-- Begin Provided entries --

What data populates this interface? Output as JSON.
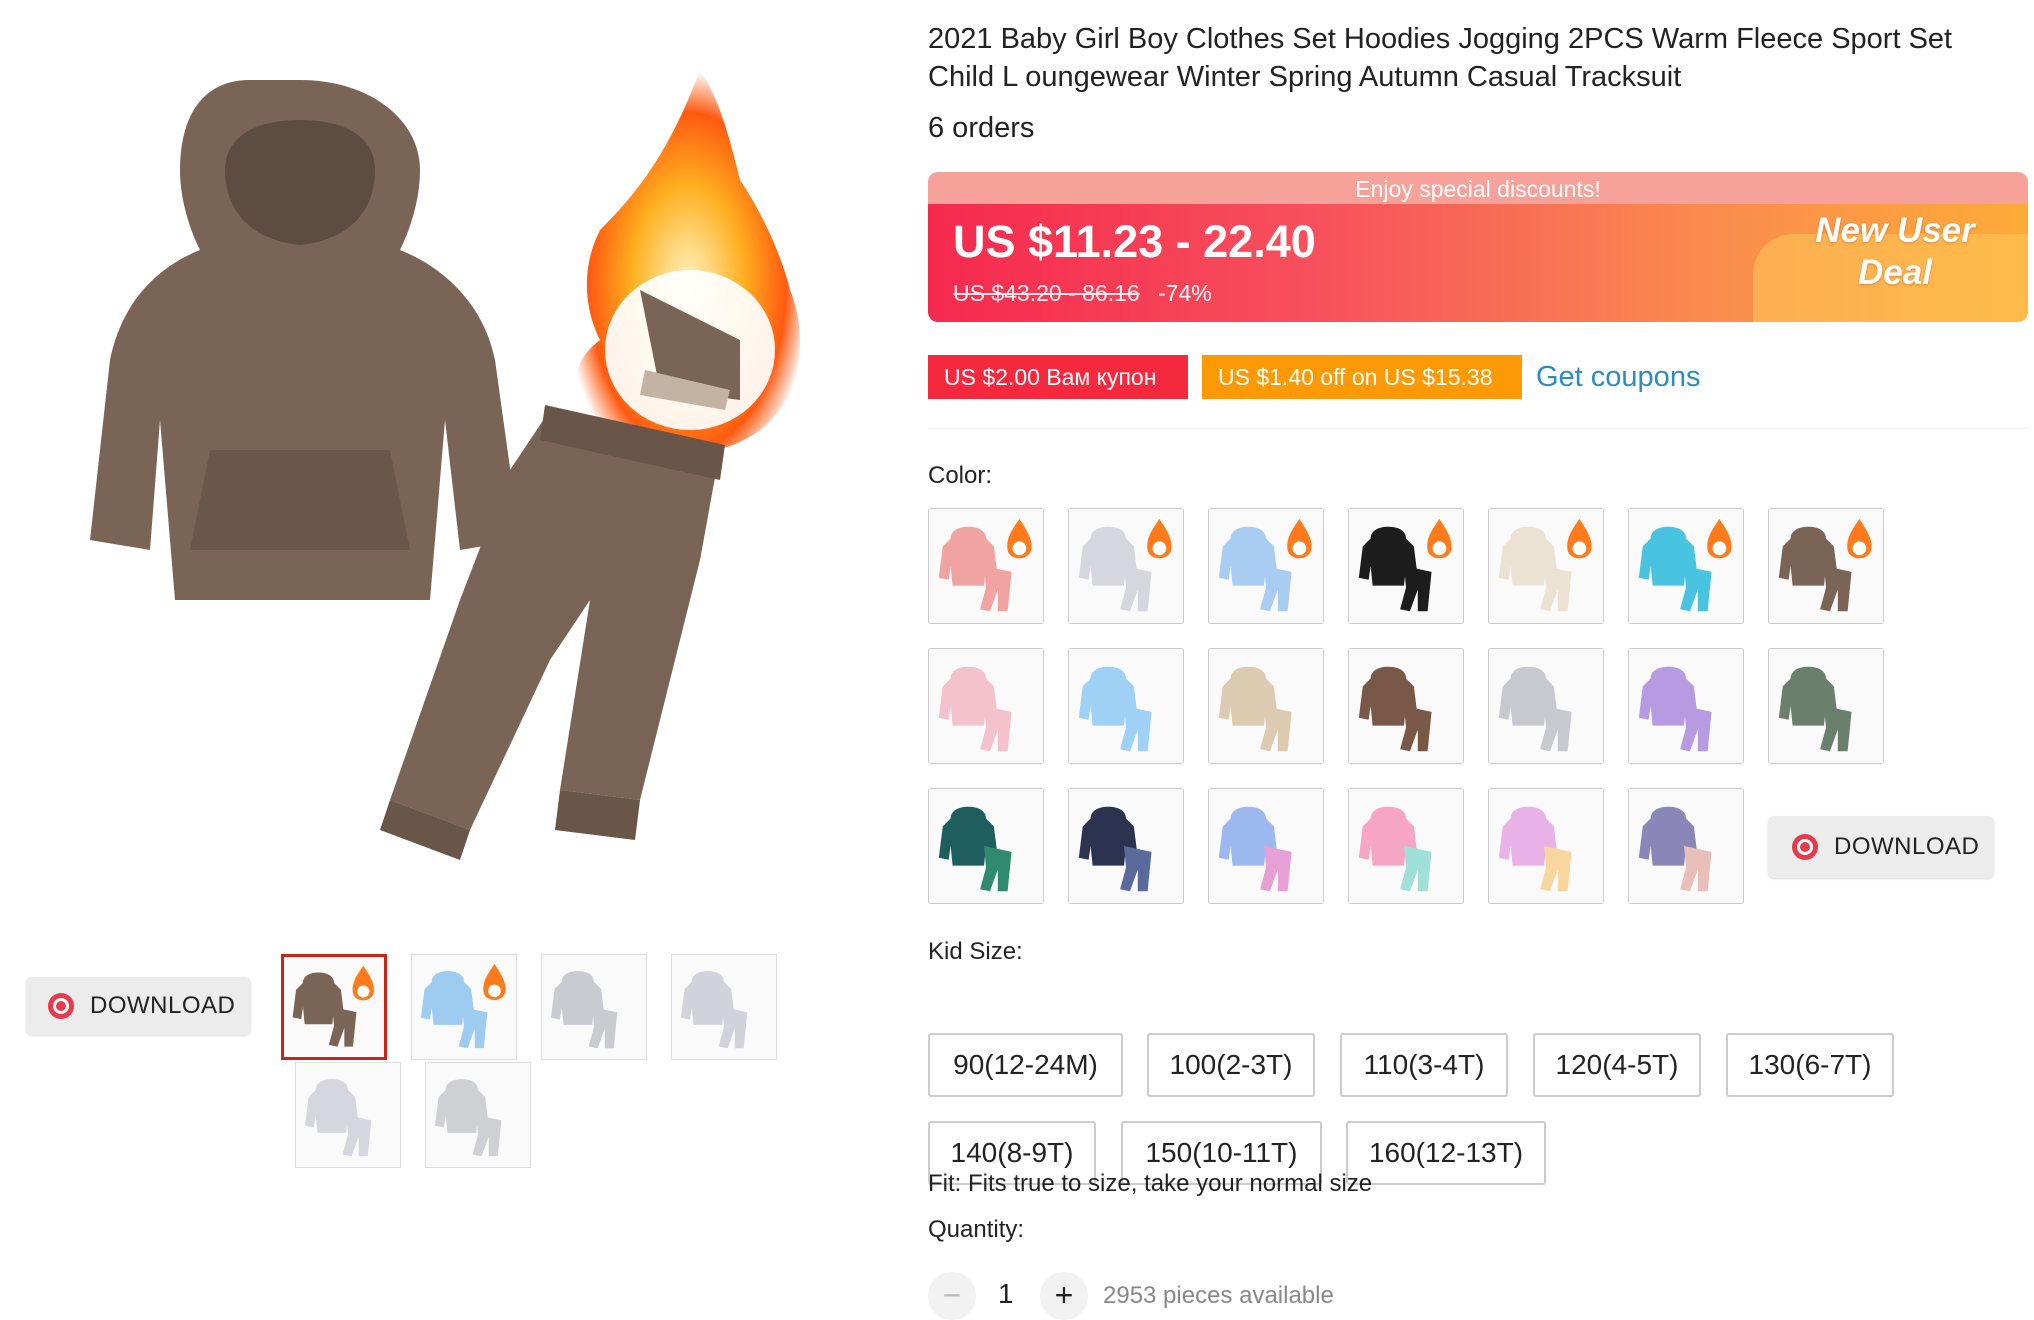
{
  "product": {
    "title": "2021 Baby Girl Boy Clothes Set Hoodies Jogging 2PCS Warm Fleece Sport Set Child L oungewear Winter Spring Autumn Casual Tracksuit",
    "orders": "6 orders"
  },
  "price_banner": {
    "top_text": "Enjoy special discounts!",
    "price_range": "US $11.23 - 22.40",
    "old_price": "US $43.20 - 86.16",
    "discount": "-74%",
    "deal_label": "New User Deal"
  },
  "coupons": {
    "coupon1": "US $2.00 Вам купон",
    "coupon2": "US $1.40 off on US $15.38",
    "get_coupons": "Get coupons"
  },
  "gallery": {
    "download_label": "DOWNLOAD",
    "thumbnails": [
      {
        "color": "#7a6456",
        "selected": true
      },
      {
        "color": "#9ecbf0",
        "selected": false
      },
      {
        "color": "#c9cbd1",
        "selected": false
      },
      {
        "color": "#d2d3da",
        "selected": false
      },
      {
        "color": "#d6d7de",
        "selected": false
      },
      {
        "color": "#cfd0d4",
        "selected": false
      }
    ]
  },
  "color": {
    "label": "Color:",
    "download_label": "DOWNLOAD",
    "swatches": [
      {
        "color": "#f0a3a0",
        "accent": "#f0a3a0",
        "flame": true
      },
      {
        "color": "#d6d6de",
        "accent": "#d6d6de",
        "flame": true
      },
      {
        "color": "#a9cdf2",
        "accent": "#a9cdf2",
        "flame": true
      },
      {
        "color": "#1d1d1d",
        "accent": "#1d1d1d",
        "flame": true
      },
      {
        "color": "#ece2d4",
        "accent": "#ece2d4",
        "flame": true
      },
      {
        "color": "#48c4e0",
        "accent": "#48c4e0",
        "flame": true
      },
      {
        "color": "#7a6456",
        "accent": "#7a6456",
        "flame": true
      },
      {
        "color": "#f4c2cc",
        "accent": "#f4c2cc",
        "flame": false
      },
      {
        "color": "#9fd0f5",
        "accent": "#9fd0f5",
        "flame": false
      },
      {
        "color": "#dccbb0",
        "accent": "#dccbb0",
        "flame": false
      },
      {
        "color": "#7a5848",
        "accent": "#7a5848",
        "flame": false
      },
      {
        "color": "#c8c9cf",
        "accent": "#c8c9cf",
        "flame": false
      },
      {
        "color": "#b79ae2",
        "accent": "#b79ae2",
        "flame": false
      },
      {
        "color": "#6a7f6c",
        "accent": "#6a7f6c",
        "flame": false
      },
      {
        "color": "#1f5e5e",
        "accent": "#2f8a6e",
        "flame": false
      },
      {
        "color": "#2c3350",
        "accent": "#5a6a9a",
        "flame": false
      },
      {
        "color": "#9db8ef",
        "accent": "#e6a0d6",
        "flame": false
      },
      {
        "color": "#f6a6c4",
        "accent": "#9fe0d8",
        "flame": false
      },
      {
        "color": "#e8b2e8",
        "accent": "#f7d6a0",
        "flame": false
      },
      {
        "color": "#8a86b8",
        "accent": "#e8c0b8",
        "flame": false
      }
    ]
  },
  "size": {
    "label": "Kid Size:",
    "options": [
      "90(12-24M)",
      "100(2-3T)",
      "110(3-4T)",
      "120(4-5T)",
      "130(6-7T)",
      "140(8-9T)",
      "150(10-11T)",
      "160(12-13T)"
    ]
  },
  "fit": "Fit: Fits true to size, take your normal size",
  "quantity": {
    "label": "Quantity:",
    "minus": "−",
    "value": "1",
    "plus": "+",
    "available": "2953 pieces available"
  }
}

-- End Provided entries --

# [Task]
Retype all the records shown above, character for character. Omit every picture.

# [Solution to the exercise]
What data populates this interface? Output as JSON.
{
  "product": {
    "title": "2021 Baby Girl Boy Clothes Set Hoodies Jogging 2PCS Warm Fleece Sport Set Child L oungewear Winter Spring Autumn Casual Tracksuit",
    "orders": "6 orders"
  },
  "price_banner": {
    "top_text": "Enjoy special discounts!",
    "price_range": "US $11.23 - 22.40",
    "old_price": "US $43.20 - 86.16",
    "discount": "-74%",
    "deal_label": "New User Deal"
  },
  "coupons": {
    "coupon1": "US $2.00 Вам купон",
    "coupon2": "US $1.40 off on US $15.38",
    "get_coupons": "Get coupons"
  },
  "gallery": {
    "download_label": "DOWNLOAD",
    "thumbnails": [
      {
        "color": "#7a6456",
        "selected": true
      },
      {
        "color": "#9ecbf0",
        "selected": false
      },
      {
        "color": "#c9cbd1",
        "selected": false
      },
      {
        "color": "#d2d3da",
        "selected": false
      },
      {
        "color": "#d6d7de",
        "selected": false
      },
      {
        "color": "#cfd0d4",
        "selected": false
      }
    ]
  },
  "color": {
    "label": "Color:",
    "download_label": "DOWNLOAD",
    "swatches": [
      {
        "color": "#f0a3a0",
        "accent": "#f0a3a0",
        "flame": true
      },
      {
        "color": "#d6d6de",
        "accent": "#d6d6de",
        "flame": true
      },
      {
        "color": "#a9cdf2",
        "accent": "#a9cdf2",
        "flame": true
      },
      {
        "color": "#1d1d1d",
        "accent": "#1d1d1d",
        "flame": true
      },
      {
        "color": "#ece2d4",
        "accent": "#ece2d4",
        "flame": true
      },
      {
        "color": "#48c4e0",
        "accent": "#48c4e0",
        "flame": true
      },
      {
        "color": "#7a6456",
        "accent": "#7a6456",
        "flame": true
      },
      {
        "color": "#f4c2cc",
        "accent": "#f4c2cc",
        "flame": false
      },
      {
        "color": "#9fd0f5",
        "accent": "#9fd0f5",
        "flame": false
      },
      {
        "color": "#dccbb0",
        "accent": "#dccbb0",
        "flame": false
      },
      {
        "color": "#7a5848",
        "accent": "#7a5848",
        "flame": false
      },
      {
        "color": "#c8c9cf",
        "accent": "#c8c9cf",
        "flame": false
      },
      {
        "color": "#b79ae2",
        "accent": "#b79ae2",
        "flame": false
      },
      {
        "color": "#6a7f6c",
        "accent": "#6a7f6c",
        "flame": false
      },
      {
        "color": "#1f5e5e",
        "accent": "#2f8a6e",
        "flame": false
      },
      {
        "color": "#2c3350",
        "accent": "#5a6a9a",
        "flame": false
      },
      {
        "color": "#9db8ef",
        "accent": "#e6a0d6",
        "flame": false
      },
      {
        "color": "#f6a6c4",
        "accent": "#9fe0d8",
        "flame": false
      },
      {
        "color": "#e8b2e8",
        "accent": "#f7d6a0",
        "flame": false
      },
      {
        "color": "#8a86b8",
        "accent": "#e8c0b8",
        "flame": false
      }
    ]
  },
  "size": {
    "label": "Kid Size:",
    "options": [
      "90(12-24M)",
      "100(2-3T)",
      "110(3-4T)",
      "120(4-5T)",
      "130(6-7T)",
      "140(8-9T)",
      "150(10-11T)",
      "160(12-13T)"
    ]
  },
  "fit": "Fit: Fits true to size, take your normal size",
  "quantity": {
    "label": "Quantity:",
    "minus": "−",
    "value": "1",
    "plus": "+",
    "available": "2953 pieces available"
  }
}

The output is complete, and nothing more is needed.